Tally the lines containing the word "Energy", and report the tally alone.
---------------
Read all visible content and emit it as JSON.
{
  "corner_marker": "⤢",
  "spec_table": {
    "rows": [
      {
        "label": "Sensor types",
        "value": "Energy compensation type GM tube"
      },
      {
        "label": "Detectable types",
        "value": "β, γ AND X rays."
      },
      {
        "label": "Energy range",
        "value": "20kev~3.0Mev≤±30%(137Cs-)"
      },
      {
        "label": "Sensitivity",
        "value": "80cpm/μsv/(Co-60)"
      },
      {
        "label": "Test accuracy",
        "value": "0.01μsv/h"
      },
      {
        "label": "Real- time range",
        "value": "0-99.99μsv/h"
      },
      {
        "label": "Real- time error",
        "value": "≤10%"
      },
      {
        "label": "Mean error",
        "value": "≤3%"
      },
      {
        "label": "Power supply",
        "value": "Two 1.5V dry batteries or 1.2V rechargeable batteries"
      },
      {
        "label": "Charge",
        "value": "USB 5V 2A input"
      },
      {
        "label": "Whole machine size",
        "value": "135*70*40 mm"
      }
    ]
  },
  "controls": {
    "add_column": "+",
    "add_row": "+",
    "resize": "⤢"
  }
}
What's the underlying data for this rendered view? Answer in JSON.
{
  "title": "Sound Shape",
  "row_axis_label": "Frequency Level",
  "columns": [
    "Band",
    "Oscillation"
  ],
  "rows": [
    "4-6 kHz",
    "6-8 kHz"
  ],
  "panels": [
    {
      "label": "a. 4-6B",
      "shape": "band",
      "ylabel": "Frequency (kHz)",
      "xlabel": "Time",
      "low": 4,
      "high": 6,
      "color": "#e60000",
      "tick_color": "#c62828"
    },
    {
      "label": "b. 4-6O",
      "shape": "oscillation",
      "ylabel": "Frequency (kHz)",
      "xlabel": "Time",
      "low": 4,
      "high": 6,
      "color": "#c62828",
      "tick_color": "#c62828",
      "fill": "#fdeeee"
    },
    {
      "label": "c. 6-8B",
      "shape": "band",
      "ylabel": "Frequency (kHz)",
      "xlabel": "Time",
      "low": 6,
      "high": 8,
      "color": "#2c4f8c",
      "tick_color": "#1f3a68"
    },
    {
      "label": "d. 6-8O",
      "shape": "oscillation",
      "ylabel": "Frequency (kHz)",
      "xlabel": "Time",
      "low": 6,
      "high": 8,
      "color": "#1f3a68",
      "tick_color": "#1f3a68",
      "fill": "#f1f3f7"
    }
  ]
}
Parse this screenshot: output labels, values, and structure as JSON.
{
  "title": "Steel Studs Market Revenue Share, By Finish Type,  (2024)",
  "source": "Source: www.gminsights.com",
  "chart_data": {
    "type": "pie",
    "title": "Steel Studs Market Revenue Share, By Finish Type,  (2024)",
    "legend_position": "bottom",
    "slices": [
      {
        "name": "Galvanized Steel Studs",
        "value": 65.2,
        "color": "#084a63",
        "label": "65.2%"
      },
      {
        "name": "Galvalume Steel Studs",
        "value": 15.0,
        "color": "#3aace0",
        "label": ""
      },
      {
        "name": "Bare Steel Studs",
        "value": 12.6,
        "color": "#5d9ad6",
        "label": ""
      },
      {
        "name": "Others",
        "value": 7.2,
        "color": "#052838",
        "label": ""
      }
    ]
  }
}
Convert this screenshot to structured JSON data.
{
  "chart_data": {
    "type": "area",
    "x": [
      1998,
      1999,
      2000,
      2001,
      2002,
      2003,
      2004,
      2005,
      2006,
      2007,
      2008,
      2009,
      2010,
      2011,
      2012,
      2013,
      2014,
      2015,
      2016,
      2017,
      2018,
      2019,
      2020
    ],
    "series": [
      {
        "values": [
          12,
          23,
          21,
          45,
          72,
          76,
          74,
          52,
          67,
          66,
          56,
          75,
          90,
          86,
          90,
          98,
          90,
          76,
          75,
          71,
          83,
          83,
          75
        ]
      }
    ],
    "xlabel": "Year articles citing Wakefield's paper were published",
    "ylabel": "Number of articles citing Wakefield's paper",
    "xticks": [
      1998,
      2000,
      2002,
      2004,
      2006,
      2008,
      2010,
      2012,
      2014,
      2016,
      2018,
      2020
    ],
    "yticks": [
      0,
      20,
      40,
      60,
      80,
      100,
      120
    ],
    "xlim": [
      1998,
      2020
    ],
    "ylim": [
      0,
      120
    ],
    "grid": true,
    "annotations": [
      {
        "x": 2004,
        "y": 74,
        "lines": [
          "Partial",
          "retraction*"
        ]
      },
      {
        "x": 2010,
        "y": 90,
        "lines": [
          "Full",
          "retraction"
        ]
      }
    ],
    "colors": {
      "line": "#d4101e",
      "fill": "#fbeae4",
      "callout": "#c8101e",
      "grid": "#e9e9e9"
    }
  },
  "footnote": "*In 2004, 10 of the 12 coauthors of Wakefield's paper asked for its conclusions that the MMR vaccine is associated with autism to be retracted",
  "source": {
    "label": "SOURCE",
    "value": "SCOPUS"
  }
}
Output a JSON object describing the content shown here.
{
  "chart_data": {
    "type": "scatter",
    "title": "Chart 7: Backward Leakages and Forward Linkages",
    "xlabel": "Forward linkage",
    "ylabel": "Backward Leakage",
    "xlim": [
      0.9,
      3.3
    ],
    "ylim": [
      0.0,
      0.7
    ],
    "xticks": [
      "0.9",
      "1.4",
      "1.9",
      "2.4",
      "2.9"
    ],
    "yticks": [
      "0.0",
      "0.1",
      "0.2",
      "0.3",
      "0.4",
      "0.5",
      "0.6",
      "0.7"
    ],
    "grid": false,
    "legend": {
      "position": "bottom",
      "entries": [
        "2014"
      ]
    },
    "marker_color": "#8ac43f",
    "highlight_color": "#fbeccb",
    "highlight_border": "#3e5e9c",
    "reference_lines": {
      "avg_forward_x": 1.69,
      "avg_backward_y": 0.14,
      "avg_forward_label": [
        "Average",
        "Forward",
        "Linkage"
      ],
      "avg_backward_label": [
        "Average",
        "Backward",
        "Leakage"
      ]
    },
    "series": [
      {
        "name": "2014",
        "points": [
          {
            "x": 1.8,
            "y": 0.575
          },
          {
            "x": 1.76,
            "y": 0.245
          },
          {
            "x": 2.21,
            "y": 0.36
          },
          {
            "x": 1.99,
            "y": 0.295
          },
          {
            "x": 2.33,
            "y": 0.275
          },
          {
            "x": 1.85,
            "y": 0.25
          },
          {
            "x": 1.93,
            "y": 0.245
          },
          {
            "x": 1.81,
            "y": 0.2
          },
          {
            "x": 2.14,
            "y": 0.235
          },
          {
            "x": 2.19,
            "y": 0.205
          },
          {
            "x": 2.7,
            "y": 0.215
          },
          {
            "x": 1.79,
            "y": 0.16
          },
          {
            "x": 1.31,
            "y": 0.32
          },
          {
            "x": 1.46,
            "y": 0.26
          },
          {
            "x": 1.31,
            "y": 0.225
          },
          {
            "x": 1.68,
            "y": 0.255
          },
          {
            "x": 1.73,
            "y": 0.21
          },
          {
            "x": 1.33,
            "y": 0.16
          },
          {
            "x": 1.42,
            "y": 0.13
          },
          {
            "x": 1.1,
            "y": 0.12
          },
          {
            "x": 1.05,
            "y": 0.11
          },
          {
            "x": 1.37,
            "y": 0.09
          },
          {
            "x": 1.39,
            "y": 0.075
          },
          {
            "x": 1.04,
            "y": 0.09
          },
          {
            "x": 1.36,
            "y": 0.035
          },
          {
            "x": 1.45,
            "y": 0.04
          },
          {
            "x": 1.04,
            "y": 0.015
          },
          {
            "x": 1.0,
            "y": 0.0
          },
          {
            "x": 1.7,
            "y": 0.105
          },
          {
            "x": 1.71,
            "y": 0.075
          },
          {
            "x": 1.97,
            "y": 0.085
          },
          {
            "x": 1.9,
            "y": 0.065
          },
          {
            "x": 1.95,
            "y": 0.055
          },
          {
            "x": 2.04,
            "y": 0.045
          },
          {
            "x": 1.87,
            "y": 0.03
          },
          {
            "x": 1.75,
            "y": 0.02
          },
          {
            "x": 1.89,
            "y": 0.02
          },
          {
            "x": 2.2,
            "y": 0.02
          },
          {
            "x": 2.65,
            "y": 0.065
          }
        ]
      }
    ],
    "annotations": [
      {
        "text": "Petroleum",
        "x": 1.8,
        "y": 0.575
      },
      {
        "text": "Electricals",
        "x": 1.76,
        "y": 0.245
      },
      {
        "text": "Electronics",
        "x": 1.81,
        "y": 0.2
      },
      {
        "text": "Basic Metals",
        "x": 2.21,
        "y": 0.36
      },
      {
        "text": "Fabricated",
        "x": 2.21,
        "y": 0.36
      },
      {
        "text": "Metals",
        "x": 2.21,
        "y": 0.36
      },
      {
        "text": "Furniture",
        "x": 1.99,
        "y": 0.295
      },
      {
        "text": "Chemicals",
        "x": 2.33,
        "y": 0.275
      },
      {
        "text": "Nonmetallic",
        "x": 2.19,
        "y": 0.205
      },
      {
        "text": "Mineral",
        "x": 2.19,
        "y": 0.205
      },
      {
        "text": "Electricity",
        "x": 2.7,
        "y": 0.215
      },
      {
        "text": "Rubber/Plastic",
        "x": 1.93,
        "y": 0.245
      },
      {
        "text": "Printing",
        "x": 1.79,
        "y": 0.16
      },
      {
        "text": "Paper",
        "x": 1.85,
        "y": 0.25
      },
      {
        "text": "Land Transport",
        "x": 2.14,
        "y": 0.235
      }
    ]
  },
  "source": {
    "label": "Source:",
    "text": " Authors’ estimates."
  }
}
---------------
## [Complete answer]
2